(To do)
1 – Please copy the stretch of the Dr. Strange passage from "Dr. Strange is" through "as a series." word for word.
2 – Decide whether each statement agrees with the Dr. Strange passage, answering yes or no and quoting the deciding words: (a) The film aired on NBC. (b) Philip DeGuere directed the film. (c) Clea Lake is a psychiatrist.

(Text passage)
Dr. Strange is a 1978 American superhero television film based on the Marvel Comics fictional character of the same name, co-created by Steve Ditko and Stan Lee. Philip DeGuere directed the film and wrote it specifically for television, and produced the film along with Alex Beaton and Gregory Hoblit. Stan Lee served as a consultant on the film, which was created as a pilot for a proposed television series. Dr. Strange stars Peter Hooten in the title role, along with Jessica Walter, Eddie Benton, Clyde Kusatsu, Philip Sterling, and John Mills. The film aired on September 6, 1978, in a two-hour block from 8pm to 10pm on CBS, the same network that, at that time, aired The Amazing Spider-Man and The Incredible Hulk; CBS did not pick up Dr. Strange as a series.

Plot
An evil entity tells Morgan le Fay she has been prevented from breaking through to the earthly realm by a great wizard, and that she has three days to defeat the wizard and win over his successor to her master's side.

Le Fay possesses a young woman named Clea Lake and uses her as a weapon against Thomas Lindmer, the "Sorcerer Supreme". She pushes him off a bridge to his death, but he magically heals himself. His friend, Wong, looks after him and locates Lake. Suffering from nightmares of le Fay, Lake is under the care of psychiatrist Dr. Stephen Strange at a psychiatric hospital. Strange has the potential to become Lindmer's successor through inherited items from his father, including a signet ring. Strange intuitively senses something wrong, sharing Lake's nightmares.

(Given entries)
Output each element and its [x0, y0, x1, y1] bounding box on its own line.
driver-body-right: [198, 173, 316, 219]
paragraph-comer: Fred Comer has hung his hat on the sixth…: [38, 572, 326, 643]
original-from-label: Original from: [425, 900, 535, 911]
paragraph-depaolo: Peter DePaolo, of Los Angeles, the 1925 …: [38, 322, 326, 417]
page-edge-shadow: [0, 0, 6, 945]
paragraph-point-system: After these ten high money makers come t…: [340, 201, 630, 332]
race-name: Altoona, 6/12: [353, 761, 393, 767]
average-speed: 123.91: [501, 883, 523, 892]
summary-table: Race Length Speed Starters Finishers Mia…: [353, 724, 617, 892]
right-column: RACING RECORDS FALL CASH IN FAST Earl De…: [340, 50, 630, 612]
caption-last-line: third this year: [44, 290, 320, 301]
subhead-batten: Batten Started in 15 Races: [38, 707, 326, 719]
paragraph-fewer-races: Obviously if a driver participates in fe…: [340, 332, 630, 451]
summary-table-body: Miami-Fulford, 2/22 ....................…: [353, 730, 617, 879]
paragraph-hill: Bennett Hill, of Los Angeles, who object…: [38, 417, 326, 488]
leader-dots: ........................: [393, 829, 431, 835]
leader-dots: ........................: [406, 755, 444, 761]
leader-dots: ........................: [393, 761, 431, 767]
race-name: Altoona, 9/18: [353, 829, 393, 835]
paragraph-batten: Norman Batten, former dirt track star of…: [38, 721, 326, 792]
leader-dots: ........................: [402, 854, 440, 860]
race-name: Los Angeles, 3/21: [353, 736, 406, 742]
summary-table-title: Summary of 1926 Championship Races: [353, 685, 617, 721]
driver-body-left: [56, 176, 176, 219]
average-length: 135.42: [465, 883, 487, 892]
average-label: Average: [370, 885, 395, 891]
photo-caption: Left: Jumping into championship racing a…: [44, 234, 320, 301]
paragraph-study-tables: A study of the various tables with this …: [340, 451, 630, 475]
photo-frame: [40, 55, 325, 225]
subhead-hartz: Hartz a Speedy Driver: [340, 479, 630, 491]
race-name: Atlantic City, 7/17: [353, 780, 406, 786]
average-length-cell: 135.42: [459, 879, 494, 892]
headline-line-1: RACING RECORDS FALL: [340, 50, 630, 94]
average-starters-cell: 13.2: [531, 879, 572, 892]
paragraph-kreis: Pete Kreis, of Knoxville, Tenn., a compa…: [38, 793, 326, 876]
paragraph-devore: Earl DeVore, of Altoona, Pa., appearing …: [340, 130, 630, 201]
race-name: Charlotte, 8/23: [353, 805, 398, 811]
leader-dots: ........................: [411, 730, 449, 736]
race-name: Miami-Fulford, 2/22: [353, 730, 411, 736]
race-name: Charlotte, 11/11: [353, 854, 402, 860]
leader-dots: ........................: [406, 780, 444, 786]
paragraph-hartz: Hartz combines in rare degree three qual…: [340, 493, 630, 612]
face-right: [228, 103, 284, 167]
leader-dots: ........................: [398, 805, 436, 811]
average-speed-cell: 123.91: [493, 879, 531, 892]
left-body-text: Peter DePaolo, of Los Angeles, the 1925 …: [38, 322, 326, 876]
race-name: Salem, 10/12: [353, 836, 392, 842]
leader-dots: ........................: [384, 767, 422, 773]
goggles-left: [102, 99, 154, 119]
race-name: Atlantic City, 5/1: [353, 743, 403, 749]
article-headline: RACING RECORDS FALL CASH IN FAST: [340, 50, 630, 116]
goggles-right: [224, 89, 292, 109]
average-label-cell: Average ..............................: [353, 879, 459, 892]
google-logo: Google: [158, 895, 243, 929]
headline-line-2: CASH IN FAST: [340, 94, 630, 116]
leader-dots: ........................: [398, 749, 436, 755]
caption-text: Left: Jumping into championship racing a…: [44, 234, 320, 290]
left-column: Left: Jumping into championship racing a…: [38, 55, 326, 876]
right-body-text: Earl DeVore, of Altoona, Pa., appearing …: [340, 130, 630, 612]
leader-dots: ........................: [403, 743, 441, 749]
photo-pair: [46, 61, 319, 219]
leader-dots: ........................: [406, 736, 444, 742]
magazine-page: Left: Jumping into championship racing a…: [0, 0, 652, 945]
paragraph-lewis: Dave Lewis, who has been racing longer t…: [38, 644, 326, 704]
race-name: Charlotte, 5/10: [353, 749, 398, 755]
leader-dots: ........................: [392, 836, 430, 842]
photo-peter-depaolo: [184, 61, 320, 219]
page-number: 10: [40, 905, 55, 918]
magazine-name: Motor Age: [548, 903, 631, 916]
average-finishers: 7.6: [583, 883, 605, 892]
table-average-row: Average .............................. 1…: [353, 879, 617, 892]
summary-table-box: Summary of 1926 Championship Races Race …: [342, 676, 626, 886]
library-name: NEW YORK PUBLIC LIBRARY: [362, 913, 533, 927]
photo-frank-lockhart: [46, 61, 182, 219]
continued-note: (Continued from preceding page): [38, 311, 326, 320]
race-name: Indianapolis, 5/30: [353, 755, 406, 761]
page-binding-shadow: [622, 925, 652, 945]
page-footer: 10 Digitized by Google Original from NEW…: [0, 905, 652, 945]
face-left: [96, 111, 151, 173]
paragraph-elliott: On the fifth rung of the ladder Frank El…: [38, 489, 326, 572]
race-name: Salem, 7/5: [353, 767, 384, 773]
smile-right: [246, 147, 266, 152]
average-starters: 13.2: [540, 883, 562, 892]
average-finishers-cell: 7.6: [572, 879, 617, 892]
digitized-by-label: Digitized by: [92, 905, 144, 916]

(Your written answers)
1 –
Dr. Strange is a 1978 American superhero television film based on the Marvel Comics fictional character of the same name, co-created by Steve Ditko and Stan Lee. Philip DeGuere directed the film and wrote it specifically for television, and produced the film along with Alex Beaton and Gregory Hoblit. Stan Lee served as a consultant on the film, which was created as a pilot for a proposed television series. Dr. Strange stars Peter Hooten in the title role, along with Jessica Walter, Eddie Benton, Clyde Kusatsu, Philip Sterling, and John Mills. The film aired on September 6, 1978, in a two-hour block from 8pm to 10pm on CBS, the same network that, at that time, aired The Amazing Spider-Man and The Incredible Hulk; CBS did not pick up Dr. Strange as a series.

2 –
(a) No: "The film aired on September 6, 1978, in a two-hour block from 8pm to 10pm on CBS"
(b) Yes: "Philip DeGuere directed the film"
(c) No: "Lake is under the care of psychiatrist Dr. Stephen Strange"